**EXERCISE DETAILS**
Read the records and gather each line that includes "functions".

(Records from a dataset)
::::
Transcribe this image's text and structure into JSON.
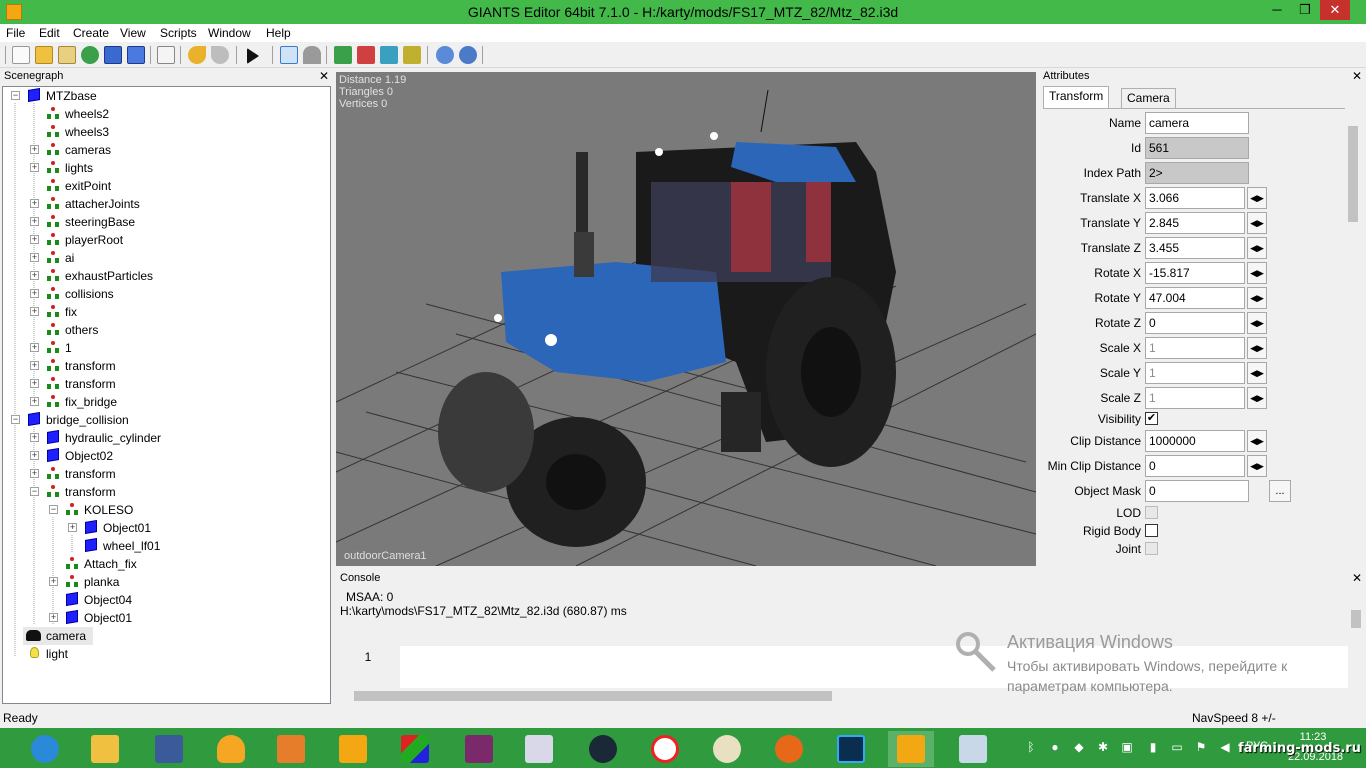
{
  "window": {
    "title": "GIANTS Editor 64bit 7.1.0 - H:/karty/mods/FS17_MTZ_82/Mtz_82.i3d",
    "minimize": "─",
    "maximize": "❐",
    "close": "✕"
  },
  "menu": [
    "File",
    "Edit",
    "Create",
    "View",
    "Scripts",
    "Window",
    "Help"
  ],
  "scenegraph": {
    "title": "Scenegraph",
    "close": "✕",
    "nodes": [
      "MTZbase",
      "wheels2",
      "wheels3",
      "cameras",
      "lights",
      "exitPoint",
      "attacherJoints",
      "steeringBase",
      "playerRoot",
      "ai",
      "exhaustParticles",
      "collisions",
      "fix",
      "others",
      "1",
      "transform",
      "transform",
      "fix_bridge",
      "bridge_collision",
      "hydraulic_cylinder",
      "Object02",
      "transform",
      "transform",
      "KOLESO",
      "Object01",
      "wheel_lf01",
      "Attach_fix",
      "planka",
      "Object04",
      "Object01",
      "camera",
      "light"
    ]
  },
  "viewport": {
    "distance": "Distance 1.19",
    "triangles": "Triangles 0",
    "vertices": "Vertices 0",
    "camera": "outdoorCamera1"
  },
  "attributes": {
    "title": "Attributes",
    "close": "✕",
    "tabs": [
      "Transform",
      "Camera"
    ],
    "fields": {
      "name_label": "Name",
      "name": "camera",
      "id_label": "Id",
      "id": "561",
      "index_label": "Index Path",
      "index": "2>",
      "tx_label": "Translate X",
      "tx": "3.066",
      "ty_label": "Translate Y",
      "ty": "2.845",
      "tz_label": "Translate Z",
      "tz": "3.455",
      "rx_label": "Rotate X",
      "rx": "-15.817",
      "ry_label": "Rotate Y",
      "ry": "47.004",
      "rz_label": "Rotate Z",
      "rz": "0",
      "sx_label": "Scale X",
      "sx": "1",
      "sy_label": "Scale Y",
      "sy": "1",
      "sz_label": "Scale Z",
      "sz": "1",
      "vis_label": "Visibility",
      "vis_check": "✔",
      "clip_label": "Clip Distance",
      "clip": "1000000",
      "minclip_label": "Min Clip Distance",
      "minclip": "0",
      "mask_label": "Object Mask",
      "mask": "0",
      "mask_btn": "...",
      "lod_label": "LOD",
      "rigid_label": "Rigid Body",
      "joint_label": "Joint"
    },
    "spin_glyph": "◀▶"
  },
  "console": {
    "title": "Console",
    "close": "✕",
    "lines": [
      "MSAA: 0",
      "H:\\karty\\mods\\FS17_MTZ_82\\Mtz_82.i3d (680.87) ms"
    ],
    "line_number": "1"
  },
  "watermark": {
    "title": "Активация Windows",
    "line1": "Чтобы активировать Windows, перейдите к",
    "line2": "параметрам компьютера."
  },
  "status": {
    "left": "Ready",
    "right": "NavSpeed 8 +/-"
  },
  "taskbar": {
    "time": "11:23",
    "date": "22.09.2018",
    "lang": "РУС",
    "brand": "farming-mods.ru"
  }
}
::::
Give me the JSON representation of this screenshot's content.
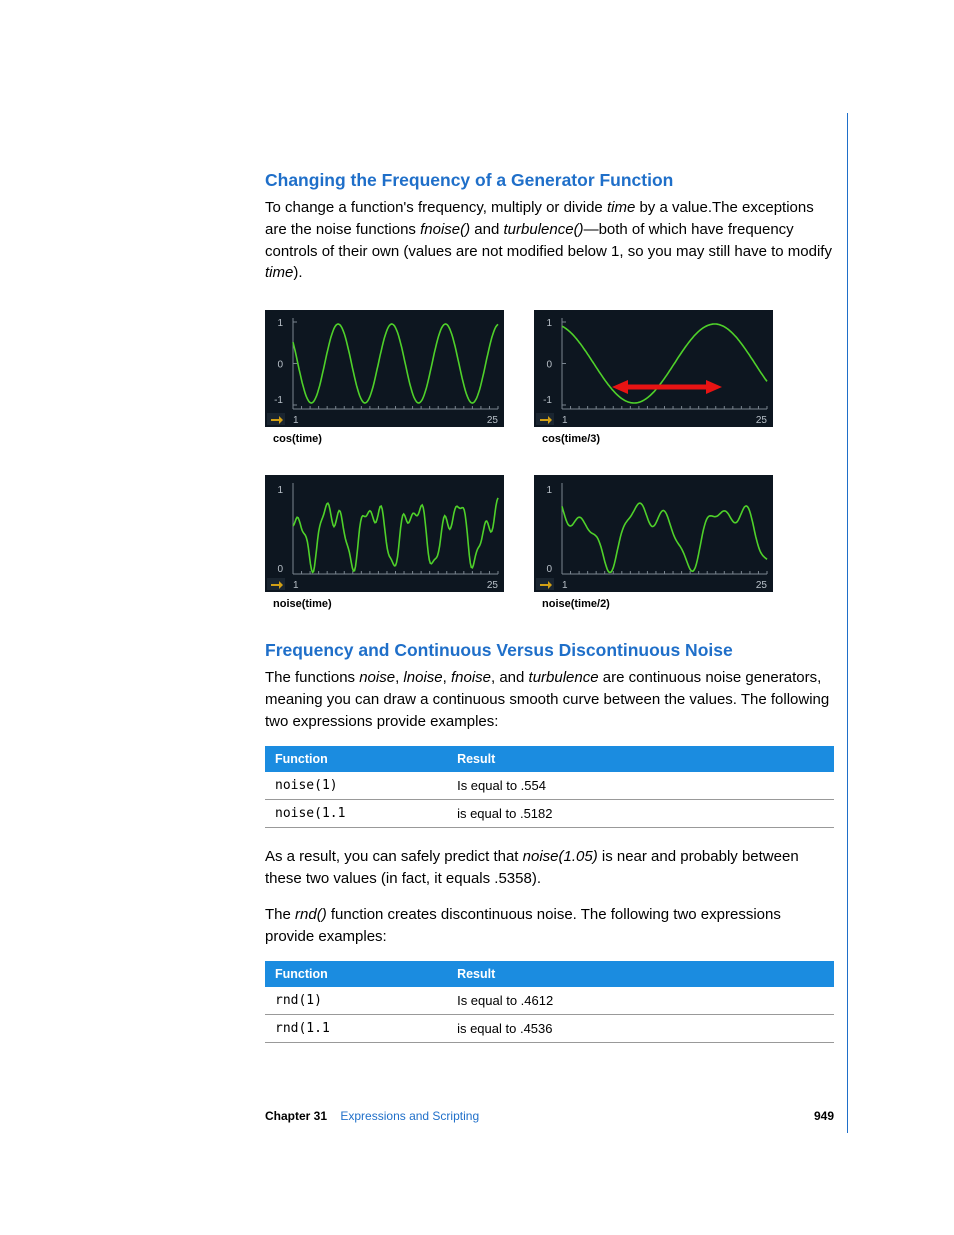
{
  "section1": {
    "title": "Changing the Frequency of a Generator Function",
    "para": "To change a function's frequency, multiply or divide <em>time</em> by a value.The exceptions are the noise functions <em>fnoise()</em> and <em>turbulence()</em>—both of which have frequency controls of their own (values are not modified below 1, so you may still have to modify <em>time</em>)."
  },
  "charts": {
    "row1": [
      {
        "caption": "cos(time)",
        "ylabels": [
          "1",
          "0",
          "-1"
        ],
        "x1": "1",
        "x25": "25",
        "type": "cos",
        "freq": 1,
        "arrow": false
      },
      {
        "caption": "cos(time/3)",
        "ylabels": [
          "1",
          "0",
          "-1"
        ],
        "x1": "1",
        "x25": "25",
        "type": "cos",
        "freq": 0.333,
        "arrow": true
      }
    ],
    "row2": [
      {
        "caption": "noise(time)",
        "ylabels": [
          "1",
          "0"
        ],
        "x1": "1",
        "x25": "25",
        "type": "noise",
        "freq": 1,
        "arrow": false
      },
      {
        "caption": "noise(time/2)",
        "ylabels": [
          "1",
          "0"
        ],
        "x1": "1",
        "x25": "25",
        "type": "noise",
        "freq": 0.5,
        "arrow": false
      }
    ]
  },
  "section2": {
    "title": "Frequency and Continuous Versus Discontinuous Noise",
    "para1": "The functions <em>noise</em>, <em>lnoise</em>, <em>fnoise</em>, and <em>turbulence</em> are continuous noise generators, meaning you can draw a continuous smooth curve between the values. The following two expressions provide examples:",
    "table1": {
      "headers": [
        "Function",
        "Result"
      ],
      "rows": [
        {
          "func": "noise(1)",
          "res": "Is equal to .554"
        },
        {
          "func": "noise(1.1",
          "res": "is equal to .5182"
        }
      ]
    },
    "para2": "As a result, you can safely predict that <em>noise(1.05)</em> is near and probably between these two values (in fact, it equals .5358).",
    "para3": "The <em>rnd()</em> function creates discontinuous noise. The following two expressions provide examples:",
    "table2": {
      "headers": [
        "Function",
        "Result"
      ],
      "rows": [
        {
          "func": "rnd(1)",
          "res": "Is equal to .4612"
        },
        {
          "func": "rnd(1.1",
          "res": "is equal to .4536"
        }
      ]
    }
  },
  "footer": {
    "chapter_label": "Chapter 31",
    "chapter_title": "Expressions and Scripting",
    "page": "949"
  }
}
::::
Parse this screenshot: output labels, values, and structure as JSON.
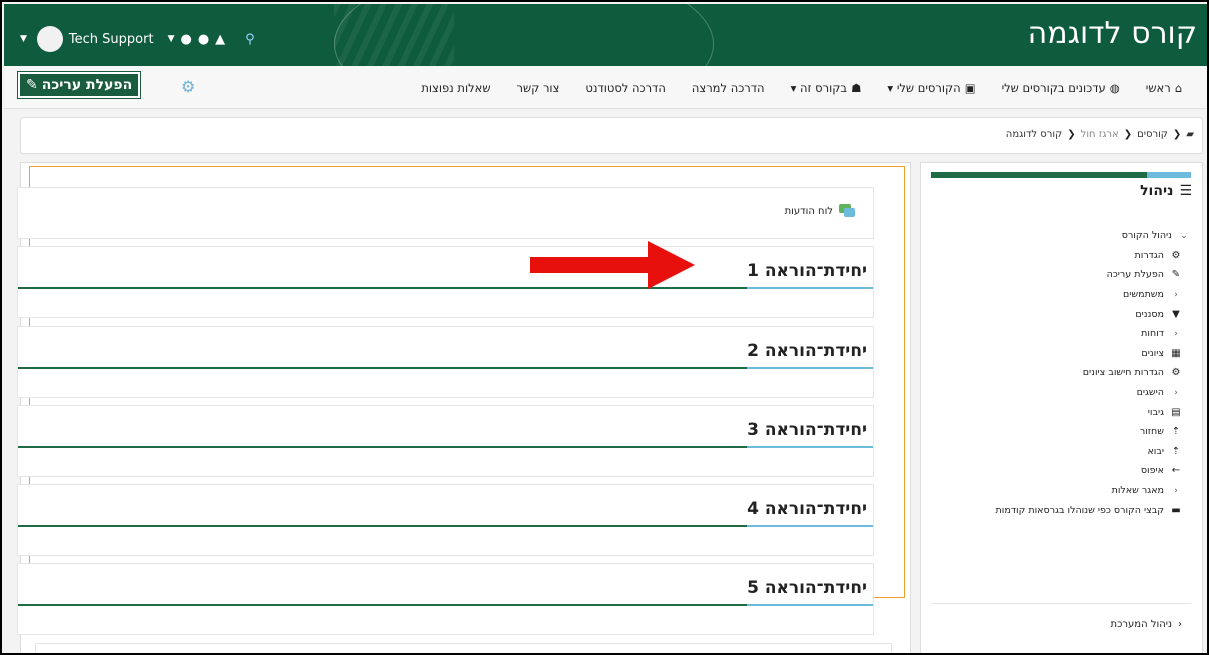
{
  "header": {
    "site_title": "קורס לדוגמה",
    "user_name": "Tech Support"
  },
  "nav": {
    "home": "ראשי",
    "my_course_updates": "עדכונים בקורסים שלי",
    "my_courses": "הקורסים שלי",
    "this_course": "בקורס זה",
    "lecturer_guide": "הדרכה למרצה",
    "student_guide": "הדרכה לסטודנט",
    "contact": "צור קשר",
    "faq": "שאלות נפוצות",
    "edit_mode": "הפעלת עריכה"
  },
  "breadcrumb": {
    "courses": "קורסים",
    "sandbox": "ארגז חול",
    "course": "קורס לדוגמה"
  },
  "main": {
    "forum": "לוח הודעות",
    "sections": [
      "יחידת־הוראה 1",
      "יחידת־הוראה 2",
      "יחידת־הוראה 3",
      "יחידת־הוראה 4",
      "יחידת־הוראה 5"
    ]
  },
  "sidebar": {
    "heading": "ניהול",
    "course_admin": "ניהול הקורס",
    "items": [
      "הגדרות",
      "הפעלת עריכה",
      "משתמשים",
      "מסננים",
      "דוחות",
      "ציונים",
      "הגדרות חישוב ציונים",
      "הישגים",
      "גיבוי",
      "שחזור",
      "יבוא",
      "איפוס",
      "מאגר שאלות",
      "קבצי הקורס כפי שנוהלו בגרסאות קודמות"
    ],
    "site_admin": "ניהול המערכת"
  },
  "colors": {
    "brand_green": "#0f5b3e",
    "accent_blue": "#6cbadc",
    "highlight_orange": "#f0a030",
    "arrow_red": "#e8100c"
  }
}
::::
**RESPONSE FOR THIS EXERCISE**
    "para": "To change a function's frequency, multiply or divide <em>time</em> by a value.The exceptions are the noise functions <em>fnoise()</em> and <em>turbulence()</em>—both of which have frequency controls of their own (values are not modified below 1, so you may still have to modify <em>time</em>)."
    "para1": "The functions <em>noise</em>, <em>lnoise</em>, <em>fnoise</em>, and <em>turbulence</em> are continuous noise generators, meaning you can draw a continuous smooth curve between the values. The following two expressions provide examples:",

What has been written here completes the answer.